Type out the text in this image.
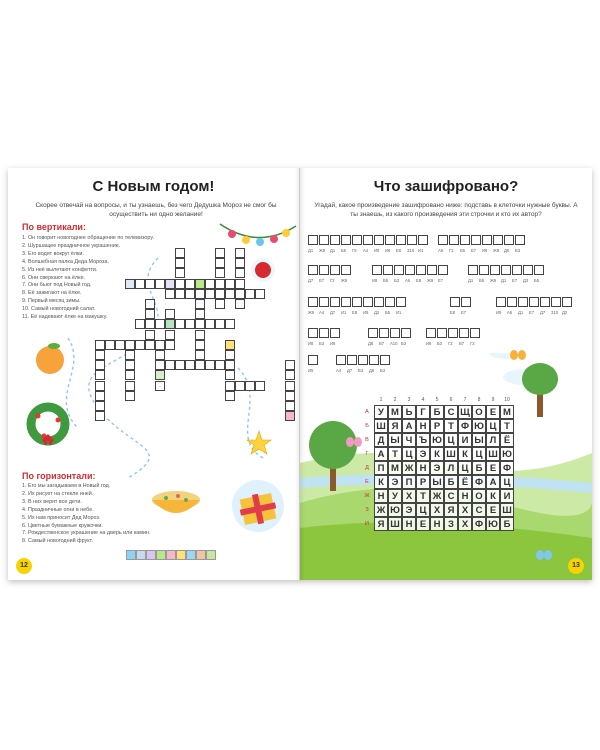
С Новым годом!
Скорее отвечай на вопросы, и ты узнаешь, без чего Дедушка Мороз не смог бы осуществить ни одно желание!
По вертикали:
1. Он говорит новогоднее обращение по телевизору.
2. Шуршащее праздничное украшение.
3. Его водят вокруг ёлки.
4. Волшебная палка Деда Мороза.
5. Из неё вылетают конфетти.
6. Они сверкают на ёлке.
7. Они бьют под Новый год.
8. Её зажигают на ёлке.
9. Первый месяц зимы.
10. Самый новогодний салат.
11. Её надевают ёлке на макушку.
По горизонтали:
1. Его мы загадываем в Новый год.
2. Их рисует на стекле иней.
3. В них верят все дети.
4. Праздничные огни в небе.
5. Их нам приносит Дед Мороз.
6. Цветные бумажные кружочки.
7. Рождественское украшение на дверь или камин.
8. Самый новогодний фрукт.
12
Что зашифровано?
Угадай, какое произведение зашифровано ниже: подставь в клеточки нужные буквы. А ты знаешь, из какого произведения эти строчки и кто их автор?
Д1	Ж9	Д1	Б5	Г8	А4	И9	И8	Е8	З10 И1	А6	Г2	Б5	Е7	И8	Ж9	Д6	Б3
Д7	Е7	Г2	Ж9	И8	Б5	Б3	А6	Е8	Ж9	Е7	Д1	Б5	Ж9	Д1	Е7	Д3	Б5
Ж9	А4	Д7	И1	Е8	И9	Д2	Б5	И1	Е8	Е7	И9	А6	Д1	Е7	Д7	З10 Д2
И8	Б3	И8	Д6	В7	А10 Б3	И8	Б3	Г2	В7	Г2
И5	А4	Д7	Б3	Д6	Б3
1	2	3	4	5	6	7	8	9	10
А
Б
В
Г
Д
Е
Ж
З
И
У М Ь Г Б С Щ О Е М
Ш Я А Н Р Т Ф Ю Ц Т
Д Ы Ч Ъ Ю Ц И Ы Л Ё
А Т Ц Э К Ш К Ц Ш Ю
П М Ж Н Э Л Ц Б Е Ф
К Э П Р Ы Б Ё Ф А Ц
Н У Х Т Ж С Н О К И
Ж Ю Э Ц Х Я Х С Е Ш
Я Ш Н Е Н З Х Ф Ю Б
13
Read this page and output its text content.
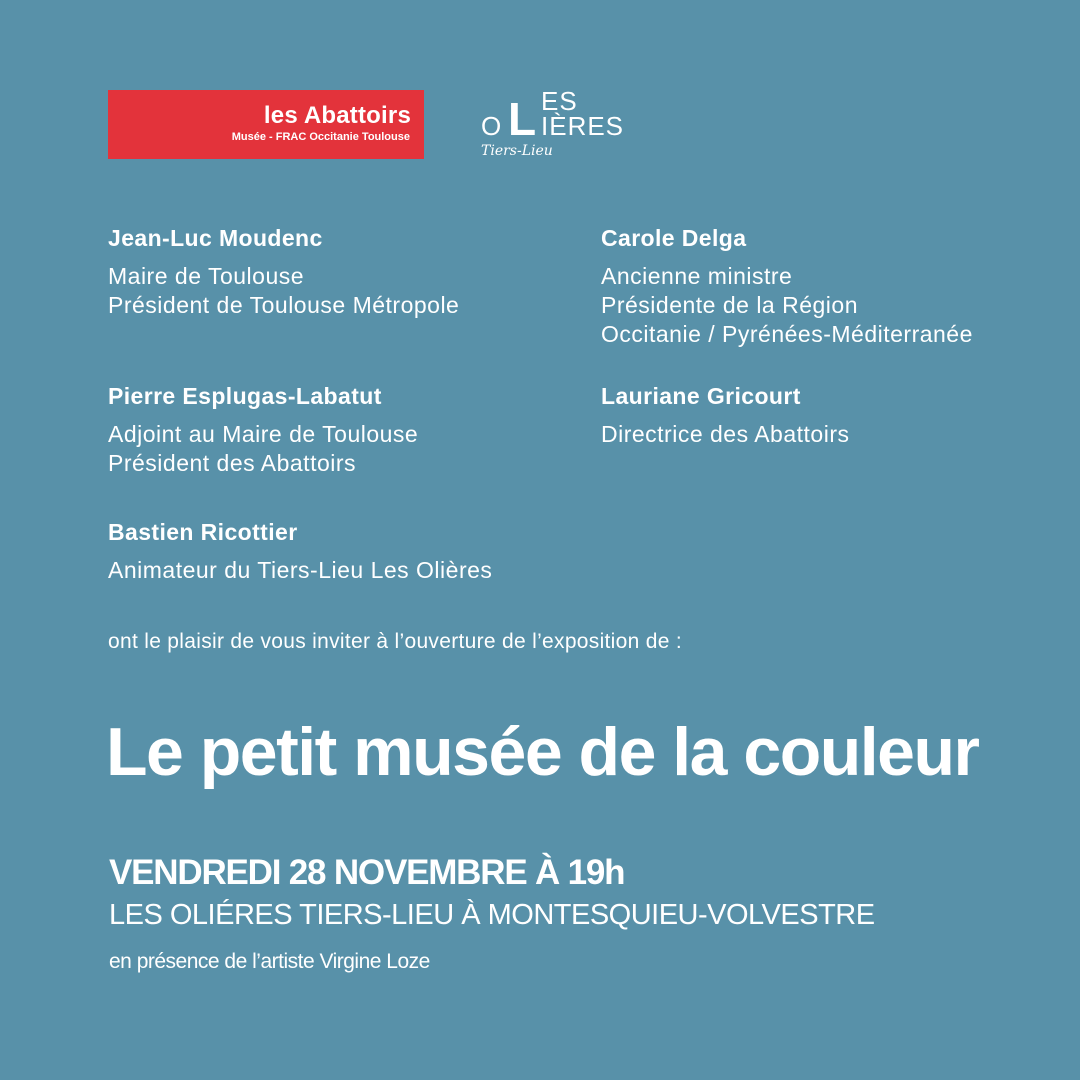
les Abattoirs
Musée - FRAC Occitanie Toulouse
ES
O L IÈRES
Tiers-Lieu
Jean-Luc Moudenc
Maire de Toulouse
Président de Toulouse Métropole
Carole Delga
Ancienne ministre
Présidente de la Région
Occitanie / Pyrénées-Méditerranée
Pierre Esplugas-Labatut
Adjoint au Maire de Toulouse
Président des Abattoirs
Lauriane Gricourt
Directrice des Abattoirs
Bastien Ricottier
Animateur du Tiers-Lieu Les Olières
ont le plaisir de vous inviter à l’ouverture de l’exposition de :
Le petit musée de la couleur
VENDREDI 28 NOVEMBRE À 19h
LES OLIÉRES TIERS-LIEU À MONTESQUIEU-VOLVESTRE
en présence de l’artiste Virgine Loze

━━━━━━━━━━━━━━━━━━━━━━━━━━━━━━

> [Problem]: Copy the records above exactly, omitting every picture.

> [Completed exercise]:
Type out the text in this image.
С Новым годом!
Скорее отвечай на вопросы, и ты узнаешь, без чего Дедушка Мороз не смог бы осуществить ни одно желание!
По вертикали:
1. Он говорит новогоднее обращение по телевизору.
2. Шуршащее праздничное украшение.
3. Его водят вокруг ёлки.
4. Волшебная палка Деда Мороза.
5. Из неё вылетают конфетти.
6. Они сверкают на ёлке.
7. Они бьют под Новый год.
8. Её зажигают на ёлке.
9. Первый месяц зимы.
10. Самый новогодний салат.
11. Её надевают ёлке на макушку.
По горизонтали:
1. Его мы загадываем в Новый год.
2. Их рисует на стекле иней.
3. В них верят все дети.
4. Праздничные огни в небе.
5. Их нам приносит Дед Мороз.
6. Цветные бумажные кружочки.
7. Рождественское украшение на дверь или камин.
8. Самый новогодний фрукт.
12
Что зашифровано?
Угадай, какое произведение зашифровано ниже: подставь в клеточки нужные буквы. А ты знаешь, из какого произведения эти строчки и кто их автор?
Д1	Ж9	Д1	Б5	Г8	А4	И9	И8	Е8	З10 И1	А6	Г2	Б5	Е7	И8	Ж9	Д6	Б3
Д7	Е7	Г2	Ж9	И8	Б5	Б3	А6	Е8	Ж9	Е7	Д1	Б5	Ж9	Д1	Е7	Д3	Б5
Ж9	А4	Д7	И1	Е8	И9	Д2	Б5	И1	Е8	Е7	И9	А6	Д1	Е7	Д7	З10 Д2
И8	Б3	И8	Д6	В7	А10 Б3	И8	Б3	Г2	В7	Г2
И5	А4	Д7	Б3	Д6	Б3
1	2	3	4	5	6	7	8	9	10
А
Б
В
Г
Д
Е
Ж
З
И
У М Ь Г Б С Щ О Е М
Ш Я А Н Р Т Ф Ю Ц Т
Д Ы Ч Ъ Ю Ц И Ы Л Ё
А Т Ц Э К Ш К Ц Ш Ю
П М Ж Н Э Л Ц Б Е Ф
К Э П Р Ы Б Ё Ф А Ц
Н У Х Т Ж С Н О К И
Ж Ю Э Ц Х Я Х С Е Ш
Я Ш Н Е Н З Х Ф Ю Б
13
Read this page and output its text content.
les Abattoirs
Musée - FRAC Occitanie Toulouse
ES
O L IÈRES
Tiers-Lieu
Jean-Luc Moudenc
Maire de Toulouse
Président de Toulouse Métropole
Carole Delga
Ancienne ministre
Présidente de la Région
Occitanie / Pyrénées-Méditerranée
Pierre Esplugas-Labatut
Adjoint au Maire de Toulouse
Président des Abattoirs
Lauriane Gricourt
Directrice des Abattoirs
Bastien Ricottier
Animateur du Tiers-Lieu Les Olières
ont le plaisir de vous inviter à l’ouverture de l’exposition de :
Le petit musée de la couleur
VENDREDI 28 NOVEMBRE À 19h
LES OLIÉRES TIERS-LIEU À MONTESQUIEU-VOLVESTRE
en présence de l’artiste Virgine Loze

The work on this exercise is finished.